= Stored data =
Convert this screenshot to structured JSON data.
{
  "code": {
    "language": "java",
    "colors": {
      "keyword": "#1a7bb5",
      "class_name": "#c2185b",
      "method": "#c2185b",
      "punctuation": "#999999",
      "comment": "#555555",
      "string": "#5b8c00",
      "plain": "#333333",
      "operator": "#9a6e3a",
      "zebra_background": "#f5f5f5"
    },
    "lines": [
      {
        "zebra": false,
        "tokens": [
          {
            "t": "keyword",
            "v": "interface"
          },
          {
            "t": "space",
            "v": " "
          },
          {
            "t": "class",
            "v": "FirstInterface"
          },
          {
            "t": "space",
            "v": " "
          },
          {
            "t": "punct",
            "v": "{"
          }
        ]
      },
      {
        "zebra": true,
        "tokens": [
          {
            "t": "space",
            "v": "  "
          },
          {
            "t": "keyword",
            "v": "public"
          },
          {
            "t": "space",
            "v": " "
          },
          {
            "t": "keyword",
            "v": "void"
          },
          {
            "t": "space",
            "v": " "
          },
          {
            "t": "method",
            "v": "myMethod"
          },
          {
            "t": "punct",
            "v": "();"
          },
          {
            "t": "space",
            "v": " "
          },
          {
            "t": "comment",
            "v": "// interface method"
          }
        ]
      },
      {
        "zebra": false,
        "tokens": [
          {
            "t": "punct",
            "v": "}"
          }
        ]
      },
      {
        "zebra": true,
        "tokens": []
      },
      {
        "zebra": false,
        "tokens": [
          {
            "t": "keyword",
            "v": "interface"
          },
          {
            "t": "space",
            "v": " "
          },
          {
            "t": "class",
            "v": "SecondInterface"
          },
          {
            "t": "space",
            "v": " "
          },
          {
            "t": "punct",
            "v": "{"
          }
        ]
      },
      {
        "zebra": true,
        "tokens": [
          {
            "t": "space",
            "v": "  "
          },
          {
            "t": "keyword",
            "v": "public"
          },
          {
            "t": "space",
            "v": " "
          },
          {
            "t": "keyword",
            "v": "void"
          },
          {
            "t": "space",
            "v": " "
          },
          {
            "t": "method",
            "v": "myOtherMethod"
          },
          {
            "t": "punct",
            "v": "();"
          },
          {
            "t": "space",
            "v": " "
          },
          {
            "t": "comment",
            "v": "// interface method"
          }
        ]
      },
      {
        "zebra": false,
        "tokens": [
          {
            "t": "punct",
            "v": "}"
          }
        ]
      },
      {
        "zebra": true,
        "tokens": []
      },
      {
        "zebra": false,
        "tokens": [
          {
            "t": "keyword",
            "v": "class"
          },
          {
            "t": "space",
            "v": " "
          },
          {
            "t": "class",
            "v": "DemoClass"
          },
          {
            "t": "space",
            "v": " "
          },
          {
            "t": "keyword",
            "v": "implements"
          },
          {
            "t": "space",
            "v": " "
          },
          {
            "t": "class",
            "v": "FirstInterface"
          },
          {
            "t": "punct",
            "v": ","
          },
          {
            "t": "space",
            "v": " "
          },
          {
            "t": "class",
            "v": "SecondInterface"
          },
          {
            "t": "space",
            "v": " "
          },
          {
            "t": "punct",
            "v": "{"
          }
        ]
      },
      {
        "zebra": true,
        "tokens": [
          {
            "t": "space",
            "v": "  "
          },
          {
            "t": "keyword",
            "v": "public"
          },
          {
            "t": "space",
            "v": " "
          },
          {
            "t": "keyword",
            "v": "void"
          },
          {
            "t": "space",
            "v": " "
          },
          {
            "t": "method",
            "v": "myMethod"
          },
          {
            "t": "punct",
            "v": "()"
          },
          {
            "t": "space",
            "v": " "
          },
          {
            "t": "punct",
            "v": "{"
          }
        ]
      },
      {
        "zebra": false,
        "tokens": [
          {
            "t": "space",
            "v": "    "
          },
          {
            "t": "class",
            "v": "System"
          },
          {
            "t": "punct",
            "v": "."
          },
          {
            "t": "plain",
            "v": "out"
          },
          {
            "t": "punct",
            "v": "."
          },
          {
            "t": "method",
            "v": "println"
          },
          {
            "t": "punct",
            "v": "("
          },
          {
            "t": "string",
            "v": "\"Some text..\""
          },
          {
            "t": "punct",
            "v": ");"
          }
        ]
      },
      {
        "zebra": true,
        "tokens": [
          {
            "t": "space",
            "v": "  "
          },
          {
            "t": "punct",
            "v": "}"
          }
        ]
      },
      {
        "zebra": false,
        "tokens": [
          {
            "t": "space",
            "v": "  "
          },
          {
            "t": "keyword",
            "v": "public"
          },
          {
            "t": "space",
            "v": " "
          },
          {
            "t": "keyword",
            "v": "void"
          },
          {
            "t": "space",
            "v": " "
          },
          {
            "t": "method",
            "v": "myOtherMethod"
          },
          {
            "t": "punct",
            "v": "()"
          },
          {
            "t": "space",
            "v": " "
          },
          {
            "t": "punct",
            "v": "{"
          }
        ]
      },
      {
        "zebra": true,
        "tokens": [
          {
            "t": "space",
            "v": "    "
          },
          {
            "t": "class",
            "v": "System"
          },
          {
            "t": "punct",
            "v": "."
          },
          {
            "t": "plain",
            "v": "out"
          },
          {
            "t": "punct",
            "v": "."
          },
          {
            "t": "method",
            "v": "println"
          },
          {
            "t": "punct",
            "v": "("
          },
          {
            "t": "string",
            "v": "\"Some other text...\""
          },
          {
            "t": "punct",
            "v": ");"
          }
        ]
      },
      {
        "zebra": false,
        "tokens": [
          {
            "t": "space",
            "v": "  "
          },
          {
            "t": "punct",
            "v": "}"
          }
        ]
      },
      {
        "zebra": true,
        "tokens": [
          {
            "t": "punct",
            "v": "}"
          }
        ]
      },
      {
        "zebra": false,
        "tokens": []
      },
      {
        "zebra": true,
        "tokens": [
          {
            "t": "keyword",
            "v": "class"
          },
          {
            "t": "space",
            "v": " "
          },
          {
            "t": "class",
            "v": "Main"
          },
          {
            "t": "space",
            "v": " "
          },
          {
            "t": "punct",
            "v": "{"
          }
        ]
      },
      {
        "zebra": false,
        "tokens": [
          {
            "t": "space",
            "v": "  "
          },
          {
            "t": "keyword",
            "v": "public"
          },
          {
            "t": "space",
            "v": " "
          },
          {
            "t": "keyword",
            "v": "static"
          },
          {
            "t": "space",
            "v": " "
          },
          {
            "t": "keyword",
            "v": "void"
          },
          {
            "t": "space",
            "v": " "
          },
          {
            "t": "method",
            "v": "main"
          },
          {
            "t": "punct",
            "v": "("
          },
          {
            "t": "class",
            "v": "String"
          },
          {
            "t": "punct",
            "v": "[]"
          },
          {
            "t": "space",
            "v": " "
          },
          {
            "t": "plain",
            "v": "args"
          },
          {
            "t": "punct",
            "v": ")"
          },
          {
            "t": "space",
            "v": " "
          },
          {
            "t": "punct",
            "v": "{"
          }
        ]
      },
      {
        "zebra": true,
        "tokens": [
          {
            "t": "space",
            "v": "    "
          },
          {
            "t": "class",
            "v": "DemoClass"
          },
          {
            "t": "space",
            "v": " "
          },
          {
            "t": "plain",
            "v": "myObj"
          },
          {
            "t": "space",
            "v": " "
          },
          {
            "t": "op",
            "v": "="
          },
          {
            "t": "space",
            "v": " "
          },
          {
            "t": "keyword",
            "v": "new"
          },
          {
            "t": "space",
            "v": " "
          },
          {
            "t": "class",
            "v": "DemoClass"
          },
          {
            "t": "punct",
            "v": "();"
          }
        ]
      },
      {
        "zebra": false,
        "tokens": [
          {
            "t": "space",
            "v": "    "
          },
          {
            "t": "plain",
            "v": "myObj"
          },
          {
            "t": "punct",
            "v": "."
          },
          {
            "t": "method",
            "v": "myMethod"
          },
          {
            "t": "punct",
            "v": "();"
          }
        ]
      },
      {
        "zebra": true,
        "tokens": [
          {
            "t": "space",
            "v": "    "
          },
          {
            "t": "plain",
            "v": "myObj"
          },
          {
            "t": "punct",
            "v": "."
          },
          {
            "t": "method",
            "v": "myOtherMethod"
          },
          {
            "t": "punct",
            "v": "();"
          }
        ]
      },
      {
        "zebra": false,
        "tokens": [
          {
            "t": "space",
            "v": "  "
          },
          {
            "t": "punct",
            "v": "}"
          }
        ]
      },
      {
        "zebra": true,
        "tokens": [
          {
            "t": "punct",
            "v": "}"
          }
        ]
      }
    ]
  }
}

==

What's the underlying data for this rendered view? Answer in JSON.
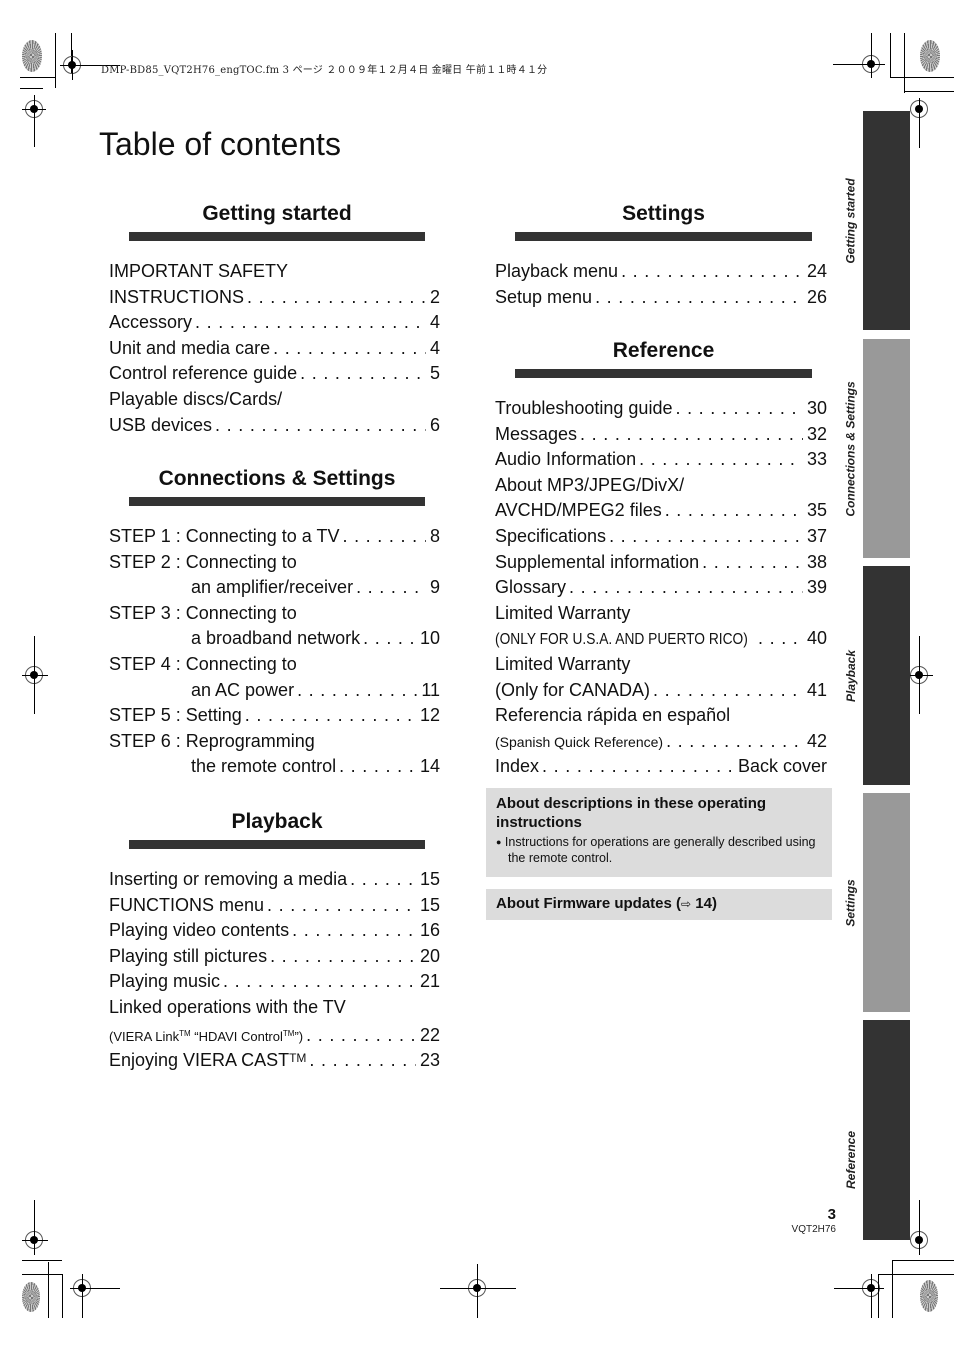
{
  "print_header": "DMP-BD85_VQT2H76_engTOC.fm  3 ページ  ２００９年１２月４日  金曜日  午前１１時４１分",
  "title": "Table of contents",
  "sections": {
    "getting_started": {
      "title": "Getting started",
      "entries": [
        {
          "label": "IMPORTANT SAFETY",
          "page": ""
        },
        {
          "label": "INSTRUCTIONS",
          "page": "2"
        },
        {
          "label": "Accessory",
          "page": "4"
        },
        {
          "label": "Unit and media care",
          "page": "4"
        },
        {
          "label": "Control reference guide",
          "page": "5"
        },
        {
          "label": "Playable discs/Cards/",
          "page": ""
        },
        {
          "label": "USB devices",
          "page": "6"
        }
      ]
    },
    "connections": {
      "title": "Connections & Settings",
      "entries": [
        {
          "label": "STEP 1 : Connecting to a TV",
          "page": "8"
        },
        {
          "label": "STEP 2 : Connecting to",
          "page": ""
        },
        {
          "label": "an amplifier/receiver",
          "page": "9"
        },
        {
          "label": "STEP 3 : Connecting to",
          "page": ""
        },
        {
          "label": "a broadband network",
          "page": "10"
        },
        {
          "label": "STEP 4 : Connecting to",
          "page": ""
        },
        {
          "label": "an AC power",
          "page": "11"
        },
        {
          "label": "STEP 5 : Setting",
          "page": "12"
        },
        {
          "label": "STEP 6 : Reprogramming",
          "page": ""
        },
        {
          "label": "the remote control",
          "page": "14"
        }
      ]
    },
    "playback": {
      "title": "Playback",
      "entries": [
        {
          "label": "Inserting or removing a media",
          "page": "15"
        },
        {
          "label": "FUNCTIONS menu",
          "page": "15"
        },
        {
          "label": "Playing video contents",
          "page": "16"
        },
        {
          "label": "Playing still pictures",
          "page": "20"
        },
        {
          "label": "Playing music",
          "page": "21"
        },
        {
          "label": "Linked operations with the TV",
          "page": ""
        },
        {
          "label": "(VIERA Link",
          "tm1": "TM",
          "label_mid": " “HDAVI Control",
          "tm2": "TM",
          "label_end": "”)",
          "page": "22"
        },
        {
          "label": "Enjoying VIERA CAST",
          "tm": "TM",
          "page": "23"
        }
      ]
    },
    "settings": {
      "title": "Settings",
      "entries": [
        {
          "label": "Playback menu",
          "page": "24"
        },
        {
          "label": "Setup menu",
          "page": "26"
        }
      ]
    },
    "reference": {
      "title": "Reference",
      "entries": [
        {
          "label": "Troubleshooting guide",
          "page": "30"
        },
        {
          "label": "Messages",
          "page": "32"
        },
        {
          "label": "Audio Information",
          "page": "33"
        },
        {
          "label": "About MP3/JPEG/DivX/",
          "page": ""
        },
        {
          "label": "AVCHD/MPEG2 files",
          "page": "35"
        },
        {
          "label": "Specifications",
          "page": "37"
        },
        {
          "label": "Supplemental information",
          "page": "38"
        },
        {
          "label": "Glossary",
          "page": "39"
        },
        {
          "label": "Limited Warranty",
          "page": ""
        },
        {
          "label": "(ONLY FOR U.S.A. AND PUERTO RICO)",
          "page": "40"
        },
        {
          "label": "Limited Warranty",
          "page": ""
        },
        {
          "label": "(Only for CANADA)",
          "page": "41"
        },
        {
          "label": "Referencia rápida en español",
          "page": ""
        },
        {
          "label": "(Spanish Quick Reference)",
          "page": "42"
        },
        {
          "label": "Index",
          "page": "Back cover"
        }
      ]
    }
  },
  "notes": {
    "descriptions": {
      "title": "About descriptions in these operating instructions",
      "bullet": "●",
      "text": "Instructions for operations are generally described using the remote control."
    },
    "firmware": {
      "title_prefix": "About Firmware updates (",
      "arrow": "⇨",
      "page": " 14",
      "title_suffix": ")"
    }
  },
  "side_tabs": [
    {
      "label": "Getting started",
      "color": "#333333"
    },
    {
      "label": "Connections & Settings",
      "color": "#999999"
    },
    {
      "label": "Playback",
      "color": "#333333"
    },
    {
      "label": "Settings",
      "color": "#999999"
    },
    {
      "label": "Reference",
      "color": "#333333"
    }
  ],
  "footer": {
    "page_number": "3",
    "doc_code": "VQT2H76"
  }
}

= Task instructions =
Copy out each line of the material that holds the word "guide".

= Written solution =
          "label": "Control reference guide",
          "label": "Troubleshooting guide",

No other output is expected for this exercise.